> [What is being asked]: Restate the data below word for word. Skip any images it contains.

> [Supplied material]:

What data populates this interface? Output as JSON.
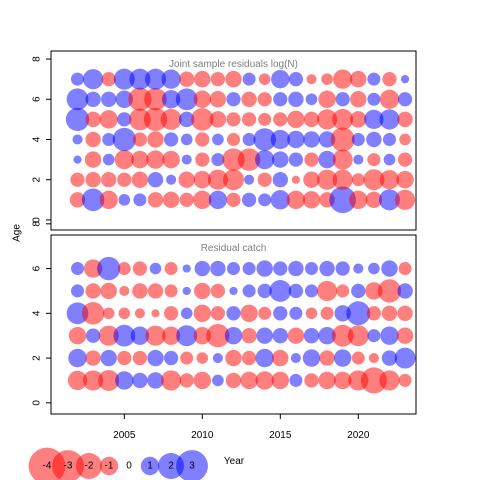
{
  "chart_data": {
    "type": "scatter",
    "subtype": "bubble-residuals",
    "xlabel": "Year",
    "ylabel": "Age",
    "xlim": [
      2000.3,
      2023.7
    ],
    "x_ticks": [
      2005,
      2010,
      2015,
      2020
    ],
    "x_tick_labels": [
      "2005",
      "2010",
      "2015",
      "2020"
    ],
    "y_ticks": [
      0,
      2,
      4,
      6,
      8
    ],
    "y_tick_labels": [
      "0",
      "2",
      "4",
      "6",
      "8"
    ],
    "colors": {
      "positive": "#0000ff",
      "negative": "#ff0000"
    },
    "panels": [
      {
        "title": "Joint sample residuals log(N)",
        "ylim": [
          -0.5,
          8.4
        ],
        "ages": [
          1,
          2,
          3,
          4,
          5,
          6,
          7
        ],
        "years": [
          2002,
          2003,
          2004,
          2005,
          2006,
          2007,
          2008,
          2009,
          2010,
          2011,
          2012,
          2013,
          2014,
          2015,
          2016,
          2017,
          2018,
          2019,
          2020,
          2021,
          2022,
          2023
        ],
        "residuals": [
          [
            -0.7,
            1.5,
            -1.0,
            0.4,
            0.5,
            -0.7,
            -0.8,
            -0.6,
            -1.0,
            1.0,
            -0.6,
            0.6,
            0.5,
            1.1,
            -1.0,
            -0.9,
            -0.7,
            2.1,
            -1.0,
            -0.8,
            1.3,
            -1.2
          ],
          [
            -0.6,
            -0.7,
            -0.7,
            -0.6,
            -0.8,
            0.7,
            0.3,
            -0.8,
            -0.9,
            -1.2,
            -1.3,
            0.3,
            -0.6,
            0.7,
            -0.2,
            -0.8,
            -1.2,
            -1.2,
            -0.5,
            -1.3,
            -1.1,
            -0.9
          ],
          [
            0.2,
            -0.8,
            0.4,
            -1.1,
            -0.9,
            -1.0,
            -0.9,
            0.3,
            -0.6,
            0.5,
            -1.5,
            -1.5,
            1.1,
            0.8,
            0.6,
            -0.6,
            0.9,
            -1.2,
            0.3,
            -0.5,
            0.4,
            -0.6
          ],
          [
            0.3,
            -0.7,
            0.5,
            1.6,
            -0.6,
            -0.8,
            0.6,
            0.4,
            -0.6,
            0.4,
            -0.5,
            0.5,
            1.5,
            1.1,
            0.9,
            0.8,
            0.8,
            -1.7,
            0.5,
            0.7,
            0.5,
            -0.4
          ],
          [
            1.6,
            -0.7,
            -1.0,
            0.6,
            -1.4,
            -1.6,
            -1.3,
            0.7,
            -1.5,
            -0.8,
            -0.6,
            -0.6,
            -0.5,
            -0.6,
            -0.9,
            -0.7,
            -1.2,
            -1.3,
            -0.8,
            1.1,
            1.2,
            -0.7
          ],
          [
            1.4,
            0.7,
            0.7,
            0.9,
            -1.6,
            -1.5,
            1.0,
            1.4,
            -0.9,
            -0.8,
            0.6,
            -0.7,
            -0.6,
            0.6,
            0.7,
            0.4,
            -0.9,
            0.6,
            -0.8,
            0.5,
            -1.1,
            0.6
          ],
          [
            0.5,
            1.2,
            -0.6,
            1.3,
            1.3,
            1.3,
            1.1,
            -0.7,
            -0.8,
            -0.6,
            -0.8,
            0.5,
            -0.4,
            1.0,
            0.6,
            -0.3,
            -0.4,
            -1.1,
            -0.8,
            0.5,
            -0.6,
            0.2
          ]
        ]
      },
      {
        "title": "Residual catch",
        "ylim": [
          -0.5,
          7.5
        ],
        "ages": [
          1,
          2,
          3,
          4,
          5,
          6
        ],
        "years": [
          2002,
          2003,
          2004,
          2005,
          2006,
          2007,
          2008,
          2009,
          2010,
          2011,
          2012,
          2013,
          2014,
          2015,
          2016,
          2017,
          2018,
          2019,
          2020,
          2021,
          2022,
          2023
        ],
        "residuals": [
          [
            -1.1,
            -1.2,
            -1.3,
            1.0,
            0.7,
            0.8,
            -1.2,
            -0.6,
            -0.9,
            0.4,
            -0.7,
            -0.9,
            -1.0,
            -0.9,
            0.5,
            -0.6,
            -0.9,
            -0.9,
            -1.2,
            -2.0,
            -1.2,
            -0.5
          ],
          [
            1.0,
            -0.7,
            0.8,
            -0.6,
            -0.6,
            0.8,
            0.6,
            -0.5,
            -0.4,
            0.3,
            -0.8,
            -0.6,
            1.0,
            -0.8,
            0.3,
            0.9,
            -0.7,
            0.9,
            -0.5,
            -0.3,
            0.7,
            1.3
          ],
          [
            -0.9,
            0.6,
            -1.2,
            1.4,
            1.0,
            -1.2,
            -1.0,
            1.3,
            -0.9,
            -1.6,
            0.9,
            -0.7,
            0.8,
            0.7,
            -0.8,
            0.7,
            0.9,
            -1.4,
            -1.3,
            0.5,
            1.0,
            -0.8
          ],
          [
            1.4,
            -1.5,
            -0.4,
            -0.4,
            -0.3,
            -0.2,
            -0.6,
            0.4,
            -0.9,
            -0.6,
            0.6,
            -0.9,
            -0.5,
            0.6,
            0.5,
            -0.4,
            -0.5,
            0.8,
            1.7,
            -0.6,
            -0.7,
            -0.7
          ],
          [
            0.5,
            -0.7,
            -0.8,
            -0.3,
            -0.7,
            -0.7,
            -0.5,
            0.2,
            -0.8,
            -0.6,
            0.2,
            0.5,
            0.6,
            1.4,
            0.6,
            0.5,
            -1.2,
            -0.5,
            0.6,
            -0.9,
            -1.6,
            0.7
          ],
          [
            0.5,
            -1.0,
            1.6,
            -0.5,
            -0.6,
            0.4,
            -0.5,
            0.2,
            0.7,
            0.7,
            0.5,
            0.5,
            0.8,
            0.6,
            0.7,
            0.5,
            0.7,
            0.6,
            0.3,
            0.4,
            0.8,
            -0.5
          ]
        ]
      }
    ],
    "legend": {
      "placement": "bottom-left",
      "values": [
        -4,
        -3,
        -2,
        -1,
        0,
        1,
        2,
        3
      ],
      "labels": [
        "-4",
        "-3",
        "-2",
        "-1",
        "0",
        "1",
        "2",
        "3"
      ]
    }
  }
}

> [Result of the exercise]:
What data populates this interface? Output as JSON.
{
  "chart_data": {
    "type": "scatter",
    "subtype": "bubble-residuals",
    "xlabel": "Year",
    "ylabel": "Age",
    "xlim": [
      2000.3,
      2023.7
    ],
    "x_ticks": [
      2005,
      2010,
      2015,
      2020
    ],
    "x_tick_labels": [
      "2005",
      "2010",
      "2015",
      "2020"
    ],
    "y_ticks": [
      0,
      2,
      4,
      6,
      8
    ],
    "y_tick_labels": [
      "0",
      "2",
      "4",
      "6",
      "8"
    ],
    "colors": {
      "positive": "#0000ff",
      "negative": "#ff0000"
    },
    "panels": [
      {
        "title": "Joint sample residuals log(N)",
        "ylim": [
          -0.5,
          8.4
        ],
        "ages": [
          1,
          2,
          3,
          4,
          5,
          6,
          7
        ],
        "years": [
          2002,
          2003,
          2004,
          2005,
          2006,
          2007,
          2008,
          2009,
          2010,
          2011,
          2012,
          2013,
          2014,
          2015,
          2016,
          2017,
          2018,
          2019,
          2020,
          2021,
          2022,
          2023
        ],
        "residuals": [
          [
            -0.7,
            1.5,
            -1.0,
            0.4,
            0.5,
            -0.7,
            -0.8,
            -0.6,
            -1.0,
            1.0,
            -0.6,
            0.6,
            0.5,
            1.1,
            -1.0,
            -0.9,
            -0.7,
            2.1,
            -1.0,
            -0.8,
            1.3,
            -1.2
          ],
          [
            -0.6,
            -0.7,
            -0.7,
            -0.6,
            -0.8,
            0.7,
            0.3,
            -0.8,
            -0.9,
            -1.2,
            -1.3,
            0.3,
            -0.6,
            0.7,
            -0.2,
            -0.8,
            -1.2,
            -1.2,
            -0.5,
            -1.3,
            -1.1,
            -0.9
          ],
          [
            0.2,
            -0.8,
            0.4,
            -1.1,
            -0.9,
            -1.0,
            -0.9,
            0.3,
            -0.6,
            0.5,
            -1.5,
            -1.5,
            1.1,
            0.8,
            0.6,
            -0.6,
            0.9,
            -1.2,
            0.3,
            -0.5,
            0.4,
            -0.6
          ],
          [
            0.3,
            -0.7,
            0.5,
            1.6,
            -0.6,
            -0.8,
            0.6,
            0.4,
            -0.6,
            0.4,
            -0.5,
            0.5,
            1.5,
            1.1,
            0.9,
            0.8,
            0.8,
            -1.7,
            0.5,
            0.7,
            0.5,
            -0.4
          ],
          [
            1.6,
            -0.7,
            -1.0,
            0.6,
            -1.4,
            -1.6,
            -1.3,
            0.7,
            -1.5,
            -0.8,
            -0.6,
            -0.6,
            -0.5,
            -0.6,
            -0.9,
            -0.7,
            -1.2,
            -1.3,
            -0.8,
            1.1,
            1.2,
            -0.7
          ],
          [
            1.4,
            0.7,
            0.7,
            0.9,
            -1.6,
            -1.5,
            1.0,
            1.4,
            -0.9,
            -0.8,
            0.6,
            -0.7,
            -0.6,
            0.6,
            0.7,
            0.4,
            -0.9,
            0.6,
            -0.8,
            0.5,
            -1.1,
            0.6
          ],
          [
            0.5,
            1.2,
            -0.6,
            1.3,
            1.3,
            1.3,
            1.1,
            -0.7,
            -0.8,
            -0.6,
            -0.8,
            0.5,
            -0.4,
            1.0,
            0.6,
            -0.3,
            -0.4,
            -1.1,
            -0.8,
            0.5,
            -0.6,
            0.2
          ]
        ]
      },
      {
        "title": "Residual catch",
        "ylim": [
          -0.5,
          7.5
        ],
        "ages": [
          1,
          2,
          3,
          4,
          5,
          6
        ],
        "years": [
          2002,
          2003,
          2004,
          2005,
          2006,
          2007,
          2008,
          2009,
          2010,
          2011,
          2012,
          2013,
          2014,
          2015,
          2016,
          2017,
          2018,
          2019,
          2020,
          2021,
          2022,
          2023
        ],
        "residuals": [
          [
            -1.1,
            -1.2,
            -1.3,
            1.0,
            0.7,
            0.8,
            -1.2,
            -0.6,
            -0.9,
            0.4,
            -0.7,
            -0.9,
            -1.0,
            -0.9,
            0.5,
            -0.6,
            -0.9,
            -0.9,
            -1.2,
            -2.0,
            -1.2,
            -0.5
          ],
          [
            1.0,
            -0.7,
            0.8,
            -0.6,
            -0.6,
            0.8,
            0.6,
            -0.5,
            -0.4,
            0.3,
            -0.8,
            -0.6,
            1.0,
            -0.8,
            0.3,
            0.9,
            -0.7,
            0.9,
            -0.5,
            -0.3,
            0.7,
            1.3
          ],
          [
            -0.9,
            0.6,
            -1.2,
            1.4,
            1.0,
            -1.2,
            -1.0,
            1.3,
            -0.9,
            -1.6,
            0.9,
            -0.7,
            0.8,
            0.7,
            -0.8,
            0.7,
            0.9,
            -1.4,
            -1.3,
            0.5,
            1.0,
            -0.8
          ],
          [
            1.4,
            -1.5,
            -0.4,
            -0.4,
            -0.3,
            -0.2,
            -0.6,
            0.4,
            -0.9,
            -0.6,
            0.6,
            -0.9,
            -0.5,
            0.6,
            0.5,
            -0.4,
            -0.5,
            0.8,
            1.7,
            -0.6,
            -0.7,
            -0.7
          ],
          [
            0.5,
            -0.7,
            -0.8,
            -0.3,
            -0.7,
            -0.7,
            -0.5,
            0.2,
            -0.8,
            -0.6,
            0.2,
            0.5,
            0.6,
            1.4,
            0.6,
            0.5,
            -1.2,
            -0.5,
            0.6,
            -0.9,
            -1.6,
            0.7
          ],
          [
            0.5,
            -1.0,
            1.6,
            -0.5,
            -0.6,
            0.4,
            -0.5,
            0.2,
            0.7,
            0.7,
            0.5,
            0.5,
            0.8,
            0.6,
            0.7,
            0.5,
            0.7,
            0.6,
            0.3,
            0.4,
            0.8,
            -0.5
          ]
        ]
      }
    ],
    "legend": {
      "placement": "bottom-left",
      "values": [
        -4,
        -3,
        -2,
        -1,
        0,
        1,
        2,
        3
      ],
      "labels": [
        "-4",
        "-3",
        "-2",
        "-1",
        "0",
        "1",
        "2",
        "3"
      ]
    }
  }
}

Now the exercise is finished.